Determine how many lines of the entries contain "this". Reply with that number alone.

(Items from a dataset)
--*--

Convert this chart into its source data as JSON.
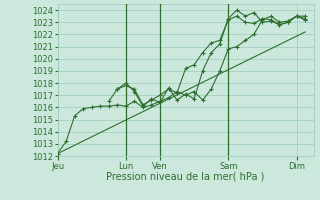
{
  "bg_color": "#cce8dd",
  "grid_color": "#99ccbb",
  "line_color": "#2d6e2d",
  "marker_color": "#2d6e2d",
  "xlabel_text": "Pression niveau de la mer( hPa )",
  "ylim": [
    1012,
    1024.5
  ],
  "yticks": [
    1012,
    1013,
    1014,
    1015,
    1016,
    1017,
    1018,
    1019,
    1020,
    1021,
    1022,
    1023,
    1024
  ],
  "xtick_labels": [
    "Jeu",
    "Lun",
    "Ven",
    "Sam",
    "Dim"
  ],
  "xtick_positions": [
    0,
    2,
    3,
    5,
    7
  ],
  "xlim": [
    0,
    7.5
  ],
  "vline_positions": [
    2,
    3,
    5
  ],
  "series1": {
    "x": [
      0.0,
      0.25,
      0.5,
      0.75,
      1.0,
      1.25,
      1.5,
      1.75,
      2.0,
      2.25,
      2.5,
      2.75,
      3.0,
      3.25,
      3.5,
      3.75,
      4.0,
      4.25,
      4.5,
      4.75,
      5.0,
      5.25,
      5.5,
      5.75,
      6.0,
      6.25,
      6.5,
      6.75,
      7.0,
      7.25
    ],
    "y": [
      1012.2,
      1013.2,
      1015.3,
      1015.9,
      1016.0,
      1016.1,
      1016.1,
      1016.2,
      1016.1,
      1016.5,
      1016.0,
      1016.2,
      1016.5,
      1016.8,
      1017.3,
      1017.0,
      1017.3,
      1016.6,
      1017.5,
      1019.0,
      1020.8,
      1021.0,
      1021.5,
      1022.0,
      1023.2,
      1023.5,
      1023.0,
      1023.1,
      1023.5,
      1023.5
    ]
  },
  "series2": {
    "x": [
      1.5,
      1.75,
      2.0,
      2.25,
      2.5,
      2.75,
      3.0,
      3.25,
      3.5,
      3.75,
      4.0,
      4.25,
      4.5,
      4.75,
      5.0,
      5.25,
      5.5,
      5.75,
      6.0,
      6.25,
      6.5,
      6.75,
      7.0,
      7.25
    ],
    "y": [
      1016.5,
      1017.5,
      1017.8,
      1017.5,
      1016.2,
      1016.6,
      1017.0,
      1017.5,
      1017.2,
      1019.2,
      1019.5,
      1020.5,
      1021.3,
      1021.5,
      1023.2,
      1023.5,
      1023.0,
      1022.9,
      1023.3,
      1023.2,
      1022.8,
      1023.0,
      1023.5,
      1023.3
    ]
  },
  "series3": {
    "x": [
      1.75,
      2.0,
      2.25,
      2.5,
      2.75,
      3.0,
      3.25,
      3.5,
      3.75,
      4.0,
      4.25,
      4.5,
      4.75,
      5.0,
      5.25,
      5.5,
      5.75,
      6.0,
      6.25,
      6.5,
      6.75,
      7.0,
      7.25
    ],
    "y": [
      1017.5,
      1018.0,
      1017.3,
      1016.1,
      1016.7,
      1016.4,
      1017.6,
      1016.6,
      1017.1,
      1016.7,
      1019.0,
      1020.5,
      1021.2,
      1023.3,
      1024.0,
      1023.5,
      1023.8,
      1023.0,
      1023.1,
      1022.8,
      1023.0,
      1023.5,
      1023.2
    ]
  },
  "trend_x": [
    0.0,
    7.25
  ],
  "trend_y": [
    1012.2,
    1022.2
  ]
}
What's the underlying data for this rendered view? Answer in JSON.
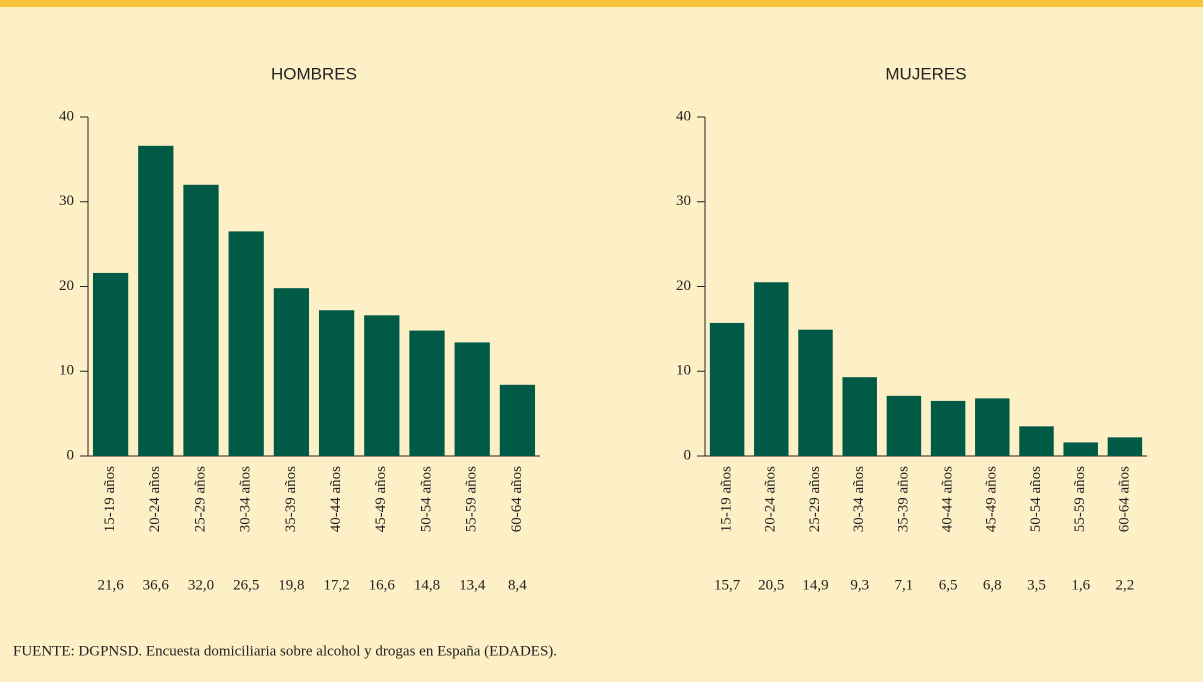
{
  "chart_data": [
    {
      "type": "bar",
      "title": "HOMBRES",
      "categories": [
        "15-19 años",
        "20-24 años",
        "25-29 años",
        "30-34 años",
        "35-39 años",
        "40-44 años",
        "45-49 años",
        "50-54 años",
        "55-59 años",
        "60-64 años"
      ],
      "values": [
        21.6,
        36.6,
        32.0,
        26.5,
        19.8,
        17.2,
        16.6,
        14.8,
        13.4,
        8.4
      ],
      "value_labels": [
        "21,6",
        "36,6",
        "32,0",
        "26,5",
        "19,8",
        "17,2",
        "16,6",
        "14,8",
        "13,4",
        "8,4"
      ],
      "color": "#005a46",
      "ylim": [
        0,
        40
      ],
      "yticks": [
        0,
        10,
        20,
        30,
        40
      ]
    },
    {
      "type": "bar",
      "title": "MUJERES",
      "categories": [
        "15-19 años",
        "20-24 años",
        "25-29 años",
        "30-34 años",
        "35-39 años",
        "40-44 años",
        "45-49 años",
        "50-54 años",
        "55-59 años",
        "60-64 años"
      ],
      "values": [
        15.7,
        20.5,
        14.9,
        9.3,
        7.1,
        6.5,
        6.8,
        3.5,
        1.6,
        2.2
      ],
      "value_labels": [
        "15,7",
        "20,5",
        "14,9",
        "9,3",
        "7,1",
        "6,5",
        "6,8",
        "3,5",
        "1,6",
        "2,2"
      ],
      "color": "#005a46",
      "ylim": [
        0,
        40
      ],
      "yticks": [
        0,
        10,
        20,
        30,
        40
      ]
    }
  ],
  "source": "FUENTE: DGPNSD. Encuesta domiciliaria sobre alcohol y drogas en España (EDADES)."
}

--*--

### [CORRECT RESPONSE]
2